**** RECORDS FOR THE TASK ****

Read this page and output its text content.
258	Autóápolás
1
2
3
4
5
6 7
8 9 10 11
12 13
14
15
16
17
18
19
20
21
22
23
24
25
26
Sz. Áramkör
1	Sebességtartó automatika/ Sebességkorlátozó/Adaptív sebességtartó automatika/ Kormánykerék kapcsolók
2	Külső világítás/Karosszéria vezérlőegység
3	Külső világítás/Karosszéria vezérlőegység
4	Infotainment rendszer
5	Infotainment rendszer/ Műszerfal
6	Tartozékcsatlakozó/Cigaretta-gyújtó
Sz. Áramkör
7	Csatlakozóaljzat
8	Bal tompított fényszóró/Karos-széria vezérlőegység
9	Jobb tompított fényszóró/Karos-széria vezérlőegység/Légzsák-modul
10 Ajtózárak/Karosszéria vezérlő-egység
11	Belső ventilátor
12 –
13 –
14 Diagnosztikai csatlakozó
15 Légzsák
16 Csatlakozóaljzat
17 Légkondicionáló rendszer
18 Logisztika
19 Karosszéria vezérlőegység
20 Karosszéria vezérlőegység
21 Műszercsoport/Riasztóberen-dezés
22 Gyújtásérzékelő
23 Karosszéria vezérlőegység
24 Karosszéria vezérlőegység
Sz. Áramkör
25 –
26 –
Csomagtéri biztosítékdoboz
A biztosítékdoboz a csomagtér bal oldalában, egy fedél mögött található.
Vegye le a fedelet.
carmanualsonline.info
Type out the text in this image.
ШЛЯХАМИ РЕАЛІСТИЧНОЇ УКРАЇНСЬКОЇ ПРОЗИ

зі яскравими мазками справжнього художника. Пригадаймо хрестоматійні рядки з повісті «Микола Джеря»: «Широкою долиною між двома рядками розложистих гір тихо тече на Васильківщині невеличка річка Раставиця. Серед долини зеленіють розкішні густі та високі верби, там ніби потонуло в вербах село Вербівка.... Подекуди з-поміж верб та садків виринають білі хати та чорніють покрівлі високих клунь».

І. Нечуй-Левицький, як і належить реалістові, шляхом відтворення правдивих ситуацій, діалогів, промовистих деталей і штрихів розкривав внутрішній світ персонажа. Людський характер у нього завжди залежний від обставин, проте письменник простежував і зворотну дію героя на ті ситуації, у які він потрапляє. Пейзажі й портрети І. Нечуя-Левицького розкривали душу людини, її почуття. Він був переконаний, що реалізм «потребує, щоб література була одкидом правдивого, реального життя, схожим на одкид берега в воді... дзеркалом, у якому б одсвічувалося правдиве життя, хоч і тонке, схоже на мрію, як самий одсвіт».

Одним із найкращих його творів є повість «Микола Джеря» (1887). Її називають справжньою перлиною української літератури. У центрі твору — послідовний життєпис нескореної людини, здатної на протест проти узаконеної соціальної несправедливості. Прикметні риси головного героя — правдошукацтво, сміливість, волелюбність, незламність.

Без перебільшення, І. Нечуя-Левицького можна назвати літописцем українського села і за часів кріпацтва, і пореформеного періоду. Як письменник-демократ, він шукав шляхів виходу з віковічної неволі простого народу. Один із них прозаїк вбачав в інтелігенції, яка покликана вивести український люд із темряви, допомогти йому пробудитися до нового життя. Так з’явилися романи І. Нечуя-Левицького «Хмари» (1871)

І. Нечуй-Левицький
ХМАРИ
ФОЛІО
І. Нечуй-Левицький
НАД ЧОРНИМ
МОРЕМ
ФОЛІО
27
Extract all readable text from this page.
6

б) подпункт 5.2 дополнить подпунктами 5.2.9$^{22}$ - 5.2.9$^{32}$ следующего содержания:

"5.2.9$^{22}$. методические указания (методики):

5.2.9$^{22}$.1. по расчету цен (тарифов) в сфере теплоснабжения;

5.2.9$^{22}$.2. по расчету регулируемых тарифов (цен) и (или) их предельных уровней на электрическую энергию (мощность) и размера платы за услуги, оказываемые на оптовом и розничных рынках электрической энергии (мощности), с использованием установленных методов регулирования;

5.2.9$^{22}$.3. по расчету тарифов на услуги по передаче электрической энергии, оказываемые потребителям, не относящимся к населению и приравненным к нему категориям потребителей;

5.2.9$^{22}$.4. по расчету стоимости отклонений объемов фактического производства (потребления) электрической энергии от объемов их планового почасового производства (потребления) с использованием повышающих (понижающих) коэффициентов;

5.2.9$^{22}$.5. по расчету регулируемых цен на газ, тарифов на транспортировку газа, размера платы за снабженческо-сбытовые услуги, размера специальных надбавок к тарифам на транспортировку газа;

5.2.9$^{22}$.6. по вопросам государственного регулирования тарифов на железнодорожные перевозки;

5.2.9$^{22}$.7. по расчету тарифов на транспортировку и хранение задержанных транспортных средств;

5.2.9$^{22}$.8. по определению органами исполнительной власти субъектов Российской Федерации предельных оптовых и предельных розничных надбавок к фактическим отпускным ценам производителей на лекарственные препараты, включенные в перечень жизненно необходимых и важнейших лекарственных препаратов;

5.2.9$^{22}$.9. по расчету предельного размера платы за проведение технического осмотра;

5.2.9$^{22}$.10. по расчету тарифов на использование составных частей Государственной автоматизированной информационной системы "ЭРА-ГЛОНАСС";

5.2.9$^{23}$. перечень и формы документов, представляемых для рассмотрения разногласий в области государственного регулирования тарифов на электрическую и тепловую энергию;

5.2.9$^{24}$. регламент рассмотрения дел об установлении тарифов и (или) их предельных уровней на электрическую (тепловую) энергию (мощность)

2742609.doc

****

* **GIVEN TASK**
Among the entries above, identify all lines with "page" and copy them.

* **CORRECT RESPONSE**
Read this page and output its text content.
Extract all readable text from this page.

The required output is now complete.